**EXERCISE PROMPT**
Pull each line containing "JSON" out of the data and copy it.

**SUPPLIED MATERIAL**
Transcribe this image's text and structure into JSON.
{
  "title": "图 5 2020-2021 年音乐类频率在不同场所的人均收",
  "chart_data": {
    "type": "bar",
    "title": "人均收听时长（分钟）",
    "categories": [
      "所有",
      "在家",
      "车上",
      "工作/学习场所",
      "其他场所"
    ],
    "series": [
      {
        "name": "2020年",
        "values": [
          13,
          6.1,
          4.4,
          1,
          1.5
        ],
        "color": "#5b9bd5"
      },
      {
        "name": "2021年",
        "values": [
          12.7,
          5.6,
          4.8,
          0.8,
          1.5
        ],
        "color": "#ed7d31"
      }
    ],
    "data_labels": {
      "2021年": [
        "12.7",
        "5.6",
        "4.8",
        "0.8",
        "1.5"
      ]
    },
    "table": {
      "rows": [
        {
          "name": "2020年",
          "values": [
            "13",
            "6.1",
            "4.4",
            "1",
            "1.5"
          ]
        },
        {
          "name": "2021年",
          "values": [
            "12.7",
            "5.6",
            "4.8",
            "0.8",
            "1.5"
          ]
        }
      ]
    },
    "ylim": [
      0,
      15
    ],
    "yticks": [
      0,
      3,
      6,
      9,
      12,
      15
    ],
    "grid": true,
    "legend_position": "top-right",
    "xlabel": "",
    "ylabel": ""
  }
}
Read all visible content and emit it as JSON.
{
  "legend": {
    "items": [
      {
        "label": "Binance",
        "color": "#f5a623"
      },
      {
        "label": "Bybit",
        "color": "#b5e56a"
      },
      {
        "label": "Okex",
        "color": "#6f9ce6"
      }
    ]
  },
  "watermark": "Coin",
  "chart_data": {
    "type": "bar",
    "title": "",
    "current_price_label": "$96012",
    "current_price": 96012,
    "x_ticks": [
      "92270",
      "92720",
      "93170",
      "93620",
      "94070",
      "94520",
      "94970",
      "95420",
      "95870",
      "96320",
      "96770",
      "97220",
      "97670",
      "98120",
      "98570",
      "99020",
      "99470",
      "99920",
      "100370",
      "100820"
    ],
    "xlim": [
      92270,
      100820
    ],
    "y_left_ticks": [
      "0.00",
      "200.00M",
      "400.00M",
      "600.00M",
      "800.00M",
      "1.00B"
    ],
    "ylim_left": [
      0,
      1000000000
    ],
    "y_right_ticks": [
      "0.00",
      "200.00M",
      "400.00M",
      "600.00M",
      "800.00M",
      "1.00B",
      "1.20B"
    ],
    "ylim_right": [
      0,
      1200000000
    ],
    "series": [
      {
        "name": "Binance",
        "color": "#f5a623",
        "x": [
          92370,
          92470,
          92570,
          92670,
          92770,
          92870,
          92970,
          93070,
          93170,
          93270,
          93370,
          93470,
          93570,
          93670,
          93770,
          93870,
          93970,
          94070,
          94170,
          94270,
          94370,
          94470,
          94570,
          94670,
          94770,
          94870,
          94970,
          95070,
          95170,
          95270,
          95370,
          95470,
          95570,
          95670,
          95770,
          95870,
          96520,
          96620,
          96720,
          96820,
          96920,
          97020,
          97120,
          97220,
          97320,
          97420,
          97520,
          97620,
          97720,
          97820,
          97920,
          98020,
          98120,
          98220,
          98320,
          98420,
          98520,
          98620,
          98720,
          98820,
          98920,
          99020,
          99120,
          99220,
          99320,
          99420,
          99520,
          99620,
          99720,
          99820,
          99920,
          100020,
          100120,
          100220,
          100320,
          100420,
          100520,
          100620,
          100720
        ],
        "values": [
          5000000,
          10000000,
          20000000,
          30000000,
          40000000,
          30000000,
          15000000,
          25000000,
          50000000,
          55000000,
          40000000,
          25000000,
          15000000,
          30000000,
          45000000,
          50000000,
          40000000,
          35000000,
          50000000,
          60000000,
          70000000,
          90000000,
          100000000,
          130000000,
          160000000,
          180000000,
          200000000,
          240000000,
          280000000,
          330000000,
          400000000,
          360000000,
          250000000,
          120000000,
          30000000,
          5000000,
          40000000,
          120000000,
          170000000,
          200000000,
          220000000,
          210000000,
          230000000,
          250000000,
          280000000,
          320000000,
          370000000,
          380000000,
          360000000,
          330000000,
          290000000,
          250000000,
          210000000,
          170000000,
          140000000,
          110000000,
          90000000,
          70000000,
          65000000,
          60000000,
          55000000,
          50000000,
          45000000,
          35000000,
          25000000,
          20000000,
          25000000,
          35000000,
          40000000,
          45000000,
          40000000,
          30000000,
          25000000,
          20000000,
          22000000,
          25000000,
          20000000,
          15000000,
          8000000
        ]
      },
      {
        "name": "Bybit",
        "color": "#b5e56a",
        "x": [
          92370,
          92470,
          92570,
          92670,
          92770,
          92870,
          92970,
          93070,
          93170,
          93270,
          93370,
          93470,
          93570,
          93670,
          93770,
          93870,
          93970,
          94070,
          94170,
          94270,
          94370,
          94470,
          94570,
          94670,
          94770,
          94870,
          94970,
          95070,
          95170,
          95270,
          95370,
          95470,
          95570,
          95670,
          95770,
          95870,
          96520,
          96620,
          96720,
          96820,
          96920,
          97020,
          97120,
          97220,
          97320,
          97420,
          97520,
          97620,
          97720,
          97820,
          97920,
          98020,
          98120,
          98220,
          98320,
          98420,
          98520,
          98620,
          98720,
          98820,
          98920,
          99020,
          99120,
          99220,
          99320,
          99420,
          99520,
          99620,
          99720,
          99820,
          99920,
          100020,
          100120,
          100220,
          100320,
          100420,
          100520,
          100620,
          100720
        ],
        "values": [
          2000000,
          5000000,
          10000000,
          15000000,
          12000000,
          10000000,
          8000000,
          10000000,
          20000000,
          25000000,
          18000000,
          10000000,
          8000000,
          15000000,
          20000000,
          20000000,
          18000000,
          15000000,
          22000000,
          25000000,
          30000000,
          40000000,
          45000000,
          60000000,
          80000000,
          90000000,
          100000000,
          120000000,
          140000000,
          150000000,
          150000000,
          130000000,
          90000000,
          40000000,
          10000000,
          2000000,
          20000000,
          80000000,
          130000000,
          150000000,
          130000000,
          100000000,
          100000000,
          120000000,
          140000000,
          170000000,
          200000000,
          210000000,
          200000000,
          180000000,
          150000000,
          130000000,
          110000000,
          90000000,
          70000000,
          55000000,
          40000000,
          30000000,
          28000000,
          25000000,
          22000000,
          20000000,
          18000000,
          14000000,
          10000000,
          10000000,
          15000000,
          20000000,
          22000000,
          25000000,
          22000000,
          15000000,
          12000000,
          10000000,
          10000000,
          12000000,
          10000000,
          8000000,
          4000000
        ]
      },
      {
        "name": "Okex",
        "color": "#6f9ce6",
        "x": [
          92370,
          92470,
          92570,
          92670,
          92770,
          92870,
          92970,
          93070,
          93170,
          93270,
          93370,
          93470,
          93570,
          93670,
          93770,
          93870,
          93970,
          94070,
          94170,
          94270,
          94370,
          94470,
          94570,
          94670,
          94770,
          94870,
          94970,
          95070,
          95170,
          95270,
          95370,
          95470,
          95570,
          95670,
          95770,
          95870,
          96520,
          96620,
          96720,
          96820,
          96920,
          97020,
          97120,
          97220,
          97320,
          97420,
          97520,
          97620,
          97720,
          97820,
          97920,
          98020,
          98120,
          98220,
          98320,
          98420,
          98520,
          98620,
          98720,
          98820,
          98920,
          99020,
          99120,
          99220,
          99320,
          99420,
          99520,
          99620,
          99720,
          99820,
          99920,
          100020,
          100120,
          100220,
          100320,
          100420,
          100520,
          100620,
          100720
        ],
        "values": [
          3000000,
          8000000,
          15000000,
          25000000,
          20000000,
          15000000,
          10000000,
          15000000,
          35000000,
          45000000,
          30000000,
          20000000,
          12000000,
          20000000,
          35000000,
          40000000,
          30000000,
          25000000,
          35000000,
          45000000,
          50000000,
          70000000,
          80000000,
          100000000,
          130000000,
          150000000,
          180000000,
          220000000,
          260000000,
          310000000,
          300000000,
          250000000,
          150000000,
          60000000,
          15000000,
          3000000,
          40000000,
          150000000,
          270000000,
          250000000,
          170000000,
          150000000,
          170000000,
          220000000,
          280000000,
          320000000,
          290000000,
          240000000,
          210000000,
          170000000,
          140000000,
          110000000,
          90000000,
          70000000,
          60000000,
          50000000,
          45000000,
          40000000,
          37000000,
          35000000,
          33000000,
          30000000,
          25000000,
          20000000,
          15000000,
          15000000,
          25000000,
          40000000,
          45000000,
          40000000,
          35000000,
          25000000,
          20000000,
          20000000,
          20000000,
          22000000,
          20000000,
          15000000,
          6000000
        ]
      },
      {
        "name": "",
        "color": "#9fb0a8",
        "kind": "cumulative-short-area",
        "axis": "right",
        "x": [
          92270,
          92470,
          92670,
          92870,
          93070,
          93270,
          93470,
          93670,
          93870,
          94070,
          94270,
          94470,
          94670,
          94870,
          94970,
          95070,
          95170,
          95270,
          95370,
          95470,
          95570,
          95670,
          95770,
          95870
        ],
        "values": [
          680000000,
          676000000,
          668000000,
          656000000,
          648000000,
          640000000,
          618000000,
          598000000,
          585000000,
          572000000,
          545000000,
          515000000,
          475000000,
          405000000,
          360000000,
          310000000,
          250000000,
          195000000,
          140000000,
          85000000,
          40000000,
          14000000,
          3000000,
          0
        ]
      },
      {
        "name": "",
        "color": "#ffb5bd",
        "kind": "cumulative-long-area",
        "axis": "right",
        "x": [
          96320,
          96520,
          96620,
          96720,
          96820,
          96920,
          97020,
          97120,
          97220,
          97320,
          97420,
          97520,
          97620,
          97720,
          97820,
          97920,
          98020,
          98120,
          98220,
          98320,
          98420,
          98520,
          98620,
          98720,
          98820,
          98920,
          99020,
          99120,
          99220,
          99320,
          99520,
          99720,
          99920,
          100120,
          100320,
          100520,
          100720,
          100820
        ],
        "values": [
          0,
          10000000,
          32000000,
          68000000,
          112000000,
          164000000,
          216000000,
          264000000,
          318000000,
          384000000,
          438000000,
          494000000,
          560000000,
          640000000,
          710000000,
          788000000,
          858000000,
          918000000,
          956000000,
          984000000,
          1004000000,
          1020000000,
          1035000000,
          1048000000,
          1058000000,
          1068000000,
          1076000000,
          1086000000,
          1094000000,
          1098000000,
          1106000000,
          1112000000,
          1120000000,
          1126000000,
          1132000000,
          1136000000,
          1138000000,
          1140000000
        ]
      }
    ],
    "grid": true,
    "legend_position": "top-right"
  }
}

**RESPONSE BELOW**
Transcribe this image's text and structure into JSON.
Read all visible content and emit it as JSON.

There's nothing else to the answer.